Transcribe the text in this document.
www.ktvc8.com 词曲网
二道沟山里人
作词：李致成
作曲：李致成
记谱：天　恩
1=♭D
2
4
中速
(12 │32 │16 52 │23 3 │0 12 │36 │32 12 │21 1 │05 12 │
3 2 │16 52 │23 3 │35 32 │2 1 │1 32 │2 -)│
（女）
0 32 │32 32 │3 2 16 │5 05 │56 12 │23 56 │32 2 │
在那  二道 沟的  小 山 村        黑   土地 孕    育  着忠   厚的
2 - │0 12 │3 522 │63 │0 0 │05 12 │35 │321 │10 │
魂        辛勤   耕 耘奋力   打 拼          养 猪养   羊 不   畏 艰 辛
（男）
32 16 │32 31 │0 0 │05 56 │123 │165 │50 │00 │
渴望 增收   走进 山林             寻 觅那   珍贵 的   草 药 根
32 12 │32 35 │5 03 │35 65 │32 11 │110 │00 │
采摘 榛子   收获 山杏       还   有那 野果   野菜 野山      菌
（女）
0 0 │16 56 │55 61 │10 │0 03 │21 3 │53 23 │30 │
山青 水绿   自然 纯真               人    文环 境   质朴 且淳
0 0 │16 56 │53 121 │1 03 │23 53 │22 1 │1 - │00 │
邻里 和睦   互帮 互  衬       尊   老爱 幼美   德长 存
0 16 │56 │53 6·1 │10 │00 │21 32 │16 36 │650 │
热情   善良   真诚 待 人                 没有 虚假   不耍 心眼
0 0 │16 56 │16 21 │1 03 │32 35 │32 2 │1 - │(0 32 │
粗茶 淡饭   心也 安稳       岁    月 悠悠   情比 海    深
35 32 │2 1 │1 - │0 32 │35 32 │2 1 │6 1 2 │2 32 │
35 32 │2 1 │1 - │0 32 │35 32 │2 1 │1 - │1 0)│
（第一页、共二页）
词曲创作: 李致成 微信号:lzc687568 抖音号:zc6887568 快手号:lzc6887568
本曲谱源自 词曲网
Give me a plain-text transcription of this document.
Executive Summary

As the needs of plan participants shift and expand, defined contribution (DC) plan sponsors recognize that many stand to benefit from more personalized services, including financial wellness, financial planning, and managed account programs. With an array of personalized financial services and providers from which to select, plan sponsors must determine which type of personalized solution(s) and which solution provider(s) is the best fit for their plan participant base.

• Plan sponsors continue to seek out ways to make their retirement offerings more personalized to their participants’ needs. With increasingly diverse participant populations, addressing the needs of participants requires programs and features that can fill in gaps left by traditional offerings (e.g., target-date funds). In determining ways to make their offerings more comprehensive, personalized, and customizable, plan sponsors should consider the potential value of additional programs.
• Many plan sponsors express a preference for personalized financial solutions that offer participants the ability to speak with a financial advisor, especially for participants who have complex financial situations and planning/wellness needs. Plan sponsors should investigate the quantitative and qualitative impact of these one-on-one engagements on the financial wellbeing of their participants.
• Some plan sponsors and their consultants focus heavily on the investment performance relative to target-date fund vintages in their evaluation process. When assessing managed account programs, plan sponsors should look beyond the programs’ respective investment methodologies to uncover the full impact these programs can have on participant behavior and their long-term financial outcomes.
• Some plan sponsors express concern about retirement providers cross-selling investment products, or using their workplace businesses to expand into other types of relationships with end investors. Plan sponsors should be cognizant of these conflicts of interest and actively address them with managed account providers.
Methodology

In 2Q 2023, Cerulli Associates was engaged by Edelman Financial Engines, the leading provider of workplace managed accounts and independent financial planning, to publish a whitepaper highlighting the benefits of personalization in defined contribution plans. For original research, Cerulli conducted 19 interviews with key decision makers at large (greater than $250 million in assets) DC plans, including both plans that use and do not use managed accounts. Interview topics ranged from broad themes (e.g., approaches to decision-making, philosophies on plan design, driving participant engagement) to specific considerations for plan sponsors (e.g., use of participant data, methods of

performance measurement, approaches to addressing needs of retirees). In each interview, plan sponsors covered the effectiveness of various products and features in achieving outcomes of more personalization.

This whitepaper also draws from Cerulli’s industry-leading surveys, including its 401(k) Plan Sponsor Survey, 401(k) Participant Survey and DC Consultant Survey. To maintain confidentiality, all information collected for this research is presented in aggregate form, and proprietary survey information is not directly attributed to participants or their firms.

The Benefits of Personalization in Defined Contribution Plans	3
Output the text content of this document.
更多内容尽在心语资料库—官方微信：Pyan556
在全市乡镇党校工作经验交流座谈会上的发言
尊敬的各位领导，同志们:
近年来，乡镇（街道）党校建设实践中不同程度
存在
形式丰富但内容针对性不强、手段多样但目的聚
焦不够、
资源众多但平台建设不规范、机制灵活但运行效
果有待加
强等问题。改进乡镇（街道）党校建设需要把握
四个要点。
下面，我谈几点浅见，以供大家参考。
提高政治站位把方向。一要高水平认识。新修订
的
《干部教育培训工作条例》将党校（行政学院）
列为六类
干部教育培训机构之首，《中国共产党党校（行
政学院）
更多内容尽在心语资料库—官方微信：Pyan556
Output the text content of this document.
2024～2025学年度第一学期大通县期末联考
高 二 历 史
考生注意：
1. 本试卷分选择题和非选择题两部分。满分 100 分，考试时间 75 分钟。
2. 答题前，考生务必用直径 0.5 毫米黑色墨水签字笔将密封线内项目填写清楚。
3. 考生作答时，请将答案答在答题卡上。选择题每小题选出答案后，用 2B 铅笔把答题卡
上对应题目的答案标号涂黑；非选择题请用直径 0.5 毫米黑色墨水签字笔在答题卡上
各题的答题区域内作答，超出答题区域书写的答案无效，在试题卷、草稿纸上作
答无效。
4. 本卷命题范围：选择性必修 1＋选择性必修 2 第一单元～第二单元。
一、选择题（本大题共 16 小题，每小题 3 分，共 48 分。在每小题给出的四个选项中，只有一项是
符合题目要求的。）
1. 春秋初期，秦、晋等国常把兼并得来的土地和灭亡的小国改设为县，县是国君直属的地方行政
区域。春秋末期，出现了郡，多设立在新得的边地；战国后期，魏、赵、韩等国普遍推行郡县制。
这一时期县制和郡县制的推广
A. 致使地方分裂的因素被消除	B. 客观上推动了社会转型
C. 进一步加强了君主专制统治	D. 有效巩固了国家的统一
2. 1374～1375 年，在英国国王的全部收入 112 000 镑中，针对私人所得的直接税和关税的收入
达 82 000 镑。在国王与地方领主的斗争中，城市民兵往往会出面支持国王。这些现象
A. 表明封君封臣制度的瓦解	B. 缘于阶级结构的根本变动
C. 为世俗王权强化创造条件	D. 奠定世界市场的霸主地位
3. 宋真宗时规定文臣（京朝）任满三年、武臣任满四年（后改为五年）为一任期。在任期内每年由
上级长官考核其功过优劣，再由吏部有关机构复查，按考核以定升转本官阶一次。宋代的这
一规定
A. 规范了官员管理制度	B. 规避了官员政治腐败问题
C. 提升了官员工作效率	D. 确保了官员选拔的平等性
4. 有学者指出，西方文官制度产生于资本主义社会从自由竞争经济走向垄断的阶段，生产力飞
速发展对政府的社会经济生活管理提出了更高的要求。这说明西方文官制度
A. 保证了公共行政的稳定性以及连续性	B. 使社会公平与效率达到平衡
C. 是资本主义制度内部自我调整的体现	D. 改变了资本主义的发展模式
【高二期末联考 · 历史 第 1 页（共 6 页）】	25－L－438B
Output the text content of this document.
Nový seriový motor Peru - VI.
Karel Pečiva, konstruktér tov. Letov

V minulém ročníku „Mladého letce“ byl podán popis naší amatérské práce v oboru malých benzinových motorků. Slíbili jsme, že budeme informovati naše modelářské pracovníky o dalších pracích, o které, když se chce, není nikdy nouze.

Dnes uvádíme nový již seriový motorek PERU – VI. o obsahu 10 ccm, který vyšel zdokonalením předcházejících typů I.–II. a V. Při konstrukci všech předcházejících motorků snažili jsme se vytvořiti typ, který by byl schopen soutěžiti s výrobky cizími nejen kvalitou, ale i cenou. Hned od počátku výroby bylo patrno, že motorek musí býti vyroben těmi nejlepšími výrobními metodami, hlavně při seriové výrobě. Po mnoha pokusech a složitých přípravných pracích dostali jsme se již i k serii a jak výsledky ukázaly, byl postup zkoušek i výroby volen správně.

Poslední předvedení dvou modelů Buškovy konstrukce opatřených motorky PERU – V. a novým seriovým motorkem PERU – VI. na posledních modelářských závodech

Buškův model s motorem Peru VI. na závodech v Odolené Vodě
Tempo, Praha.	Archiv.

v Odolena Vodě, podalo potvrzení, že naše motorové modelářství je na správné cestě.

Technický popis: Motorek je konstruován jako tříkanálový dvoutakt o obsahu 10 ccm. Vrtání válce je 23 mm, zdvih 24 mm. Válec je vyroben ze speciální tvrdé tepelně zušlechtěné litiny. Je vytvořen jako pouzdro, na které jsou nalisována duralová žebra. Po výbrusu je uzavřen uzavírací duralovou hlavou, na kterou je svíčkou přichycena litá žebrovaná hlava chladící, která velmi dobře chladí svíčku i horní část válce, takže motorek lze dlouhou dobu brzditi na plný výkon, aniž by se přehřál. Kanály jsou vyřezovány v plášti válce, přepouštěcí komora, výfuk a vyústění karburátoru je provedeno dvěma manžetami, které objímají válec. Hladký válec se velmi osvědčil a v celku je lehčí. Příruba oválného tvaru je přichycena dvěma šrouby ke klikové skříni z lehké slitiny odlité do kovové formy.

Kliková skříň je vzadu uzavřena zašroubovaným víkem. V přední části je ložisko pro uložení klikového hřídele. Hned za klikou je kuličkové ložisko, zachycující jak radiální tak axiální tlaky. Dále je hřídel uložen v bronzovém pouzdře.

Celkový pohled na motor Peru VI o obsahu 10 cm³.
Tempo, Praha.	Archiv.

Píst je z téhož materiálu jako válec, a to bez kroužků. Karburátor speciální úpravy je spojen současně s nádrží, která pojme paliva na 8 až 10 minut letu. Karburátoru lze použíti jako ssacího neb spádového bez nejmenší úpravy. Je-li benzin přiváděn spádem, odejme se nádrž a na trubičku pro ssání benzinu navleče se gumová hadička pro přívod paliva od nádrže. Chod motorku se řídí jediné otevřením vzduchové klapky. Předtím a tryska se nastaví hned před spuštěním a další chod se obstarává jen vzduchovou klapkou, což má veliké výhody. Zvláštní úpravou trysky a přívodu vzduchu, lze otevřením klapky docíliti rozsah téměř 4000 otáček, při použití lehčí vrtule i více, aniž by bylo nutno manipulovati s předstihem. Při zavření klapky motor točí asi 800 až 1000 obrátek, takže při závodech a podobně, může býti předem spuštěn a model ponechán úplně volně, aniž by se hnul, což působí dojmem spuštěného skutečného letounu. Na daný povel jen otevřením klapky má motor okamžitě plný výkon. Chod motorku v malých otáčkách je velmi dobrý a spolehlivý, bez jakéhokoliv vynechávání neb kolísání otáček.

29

——————

On how many lines does the word "retirement" appear? Answer with only the number.

▸ **The completed task**: 2